_SET TASK:_ Set down the full listing exactly as given. Any pictures are to be left out.

_INPUT:_
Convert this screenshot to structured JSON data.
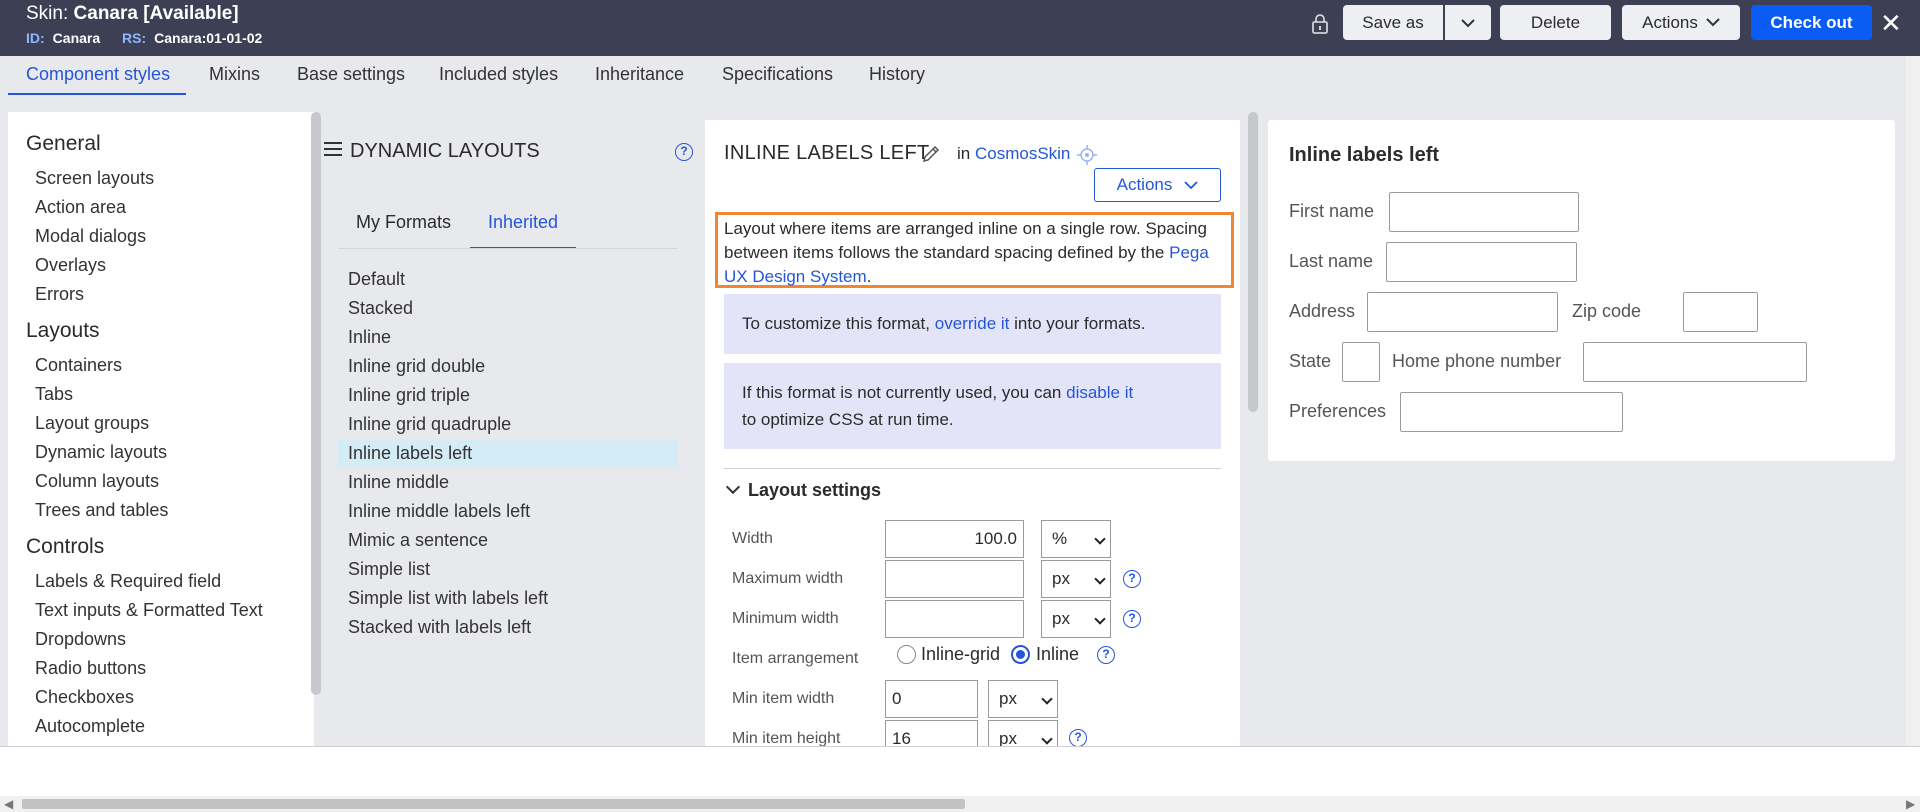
{
  "header": {
    "title_prefix": "Skin:",
    "title_value": "Canara [Available]",
    "id_label": "ID:",
    "id_value": "Canara",
    "rs_label": "RS:",
    "rs_value": "Canara:01-01-02",
    "save_as": "Save as",
    "delete": "Delete",
    "actions": "Actions",
    "check_out": "Check out",
    "close": "✕"
  },
  "tabs": [
    "Component styles",
    "Mixins",
    "Base settings",
    "Included styles",
    "Inheritance",
    "Specifications",
    "History"
  ],
  "nav": {
    "general_heading": "General",
    "general_items": [
      "Screen layouts",
      "Action area",
      "Modal dialogs",
      "Overlays",
      "Errors"
    ],
    "layouts_heading": "Layouts",
    "layouts_items": [
      "Containers",
      "Tabs",
      "Layout groups",
      "Dynamic layouts",
      "Column layouts",
      "Trees and tables"
    ],
    "controls_heading": "Controls",
    "controls_items": [
      "Labels & Required field",
      "Text inputs & Formatted Text",
      "Dropdowns",
      "Radio buttons",
      "Checkboxes",
      "Autocomplete"
    ]
  },
  "dynamic": {
    "title": "DYNAMIC LAYOUTS",
    "help": "?",
    "tab_my": "My Formats",
    "tab_inherited": "Inherited",
    "formats": [
      "Default",
      "Stacked",
      "Inline",
      "Inline grid double",
      "Inline grid triple",
      "Inline grid quadruple",
      "Inline labels left",
      "Inline middle",
      "Inline middle labels left",
      "Mimic a sentence",
      "Simple list",
      "Simple list with labels left",
      "Stacked with labels left"
    ],
    "selected": "Inline labels left"
  },
  "detail": {
    "title": "INLINE LABELS LEFT",
    "in_label": "in",
    "skin_link": "CosmosSkin",
    "actions": "Actions",
    "desc_text": "Layout where items are arranged inline on a single row. Spacing between items follows the standard spacing defined by the",
    "desc_link": "Pega UX Design System",
    "desc_end": ".",
    "customize_pre": "To customize this format,",
    "customize_link": "override it",
    "customize_post": "into your formats.",
    "disable_pre": "If this format is not currently used, you can",
    "disable_link": "disable it",
    "disable_post": "to optimize CSS at run time.",
    "section": "Layout settings",
    "width_label": "Width",
    "width_value": "100.0",
    "width_unit": "%",
    "max_width_label": "Maximum width",
    "max_width_value": "",
    "max_width_unit": "px",
    "min_width_label": "Minimum width",
    "min_width_value": "",
    "min_width_unit": "px",
    "arrangement_label": "Item arrangement",
    "arr_opt1": "Inline-grid",
    "arr_opt2": "Inline",
    "arr_selected": "Inline",
    "min_item_width_label": "Min item width",
    "min_item_width_value": "0",
    "min_item_width_unit": "px",
    "min_item_height_label": "Min item height",
    "min_item_height_value": "16",
    "min_item_height_unit": "px"
  },
  "preview": {
    "title": "Inline labels left",
    "first_name": "First name",
    "last_name": "Last name",
    "address": "Address",
    "zip": "Zip code",
    "state": "State",
    "home_phone": "Home phone number",
    "preferences": "Preferences"
  },
  "colors": {
    "header_bg": "#3d4054",
    "accent": "#2556d9",
    "primary_button": "#0b5cf5",
    "highlight_border": "#f08532",
    "selected_row": "#d4ecf6",
    "info_bg": "#e4e4f9"
  },
  "icons": [
    "lock-icon",
    "chevron-down-icon",
    "close-icon",
    "hamburger-icon",
    "help-icon",
    "pencil-icon",
    "target-icon"
  ]
}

_TASK SOLUTION:_
Convert this screenshot to structured JSON data.
{
  "header": {
    "title_prefix": "Skin:",
    "title_value": "Canara [Available]",
    "id_label": "ID:",
    "id_value": "Canara",
    "rs_label": "RS:",
    "rs_value": "Canara:01-01-02",
    "save_as": "Save as",
    "delete": "Delete",
    "actions": "Actions",
    "check_out": "Check out",
    "close": "✕"
  },
  "tabs": [
    "Component styles",
    "Mixins",
    "Base settings",
    "Included styles",
    "Inheritance",
    "Specifications",
    "History"
  ],
  "nav": {
    "general_heading": "General",
    "general_items": [
      "Screen layouts",
      "Action area",
      "Modal dialogs",
      "Overlays",
      "Errors"
    ],
    "layouts_heading": "Layouts",
    "layouts_items": [
      "Containers",
      "Tabs",
      "Layout groups",
      "Dynamic layouts",
      "Column layouts",
      "Trees and tables"
    ],
    "controls_heading": "Controls",
    "controls_items": [
      "Labels & Required field",
      "Text inputs & Formatted Text",
      "Dropdowns",
      "Radio buttons",
      "Checkboxes",
      "Autocomplete"
    ]
  },
  "dynamic": {
    "title": "DYNAMIC LAYOUTS",
    "help": "?",
    "tab_my": "My Formats",
    "tab_inherited": "Inherited",
    "formats": [
      "Default",
      "Stacked",
      "Inline",
      "Inline grid double",
      "Inline grid triple",
      "Inline grid quadruple",
      "Inline labels left",
      "Inline middle",
      "Inline middle labels left",
      "Mimic a sentence",
      "Simple list",
      "Simple list with labels left",
      "Stacked with labels left"
    ],
    "selected": "Inline labels left"
  },
  "detail": {
    "title": "INLINE LABELS LEFT",
    "in_label": "in",
    "skin_link": "CosmosSkin",
    "actions": "Actions",
    "desc_text": "Layout where items are arranged inline on a single row. Spacing between items follows the standard spacing defined by the",
    "desc_link": "Pega UX Design System",
    "desc_end": ".",
    "customize_pre": "To customize this format,",
    "customize_link": "override it",
    "customize_post": "into your formats.",
    "disable_pre": "If this format is not currently used, you can",
    "disable_link": "disable it",
    "disable_post": "to optimize CSS at run time.",
    "section": "Layout settings",
    "width_label": "Width",
    "width_value": "100.0",
    "width_unit": "%",
    "max_width_label": "Maximum width",
    "max_width_value": "",
    "max_width_unit": "px",
    "min_width_label": "Minimum width",
    "min_width_value": "",
    "min_width_unit": "px",
    "arrangement_label": "Item arrangement",
    "arr_opt1": "Inline-grid",
    "arr_opt2": "Inline",
    "arr_selected": "Inline",
    "min_item_width_label": "Min item width",
    "min_item_width_value": "0",
    "min_item_width_unit": "px",
    "min_item_height_label": "Min item height",
    "min_item_height_value": "16",
    "min_item_height_unit": "px"
  },
  "preview": {
    "title": "Inline labels left",
    "first_name": "First name",
    "last_name": "Last name",
    "address": "Address",
    "zip": "Zip code",
    "state": "State",
    "home_phone": "Home phone number",
    "preferences": "Preferences"
  },
  "colors": {
    "header_bg": "#3d4054",
    "accent": "#2556d9",
    "primary_button": "#0b5cf5",
    "highlight_border": "#f08532",
    "selected_row": "#d4ecf6",
    "info_bg": "#e4e4f9"
  },
  "icons": [
    "lock-icon",
    "chevron-down-icon",
    "close-icon",
    "hamburger-icon",
    "help-icon",
    "pencil-icon",
    "target-icon"
  ]
}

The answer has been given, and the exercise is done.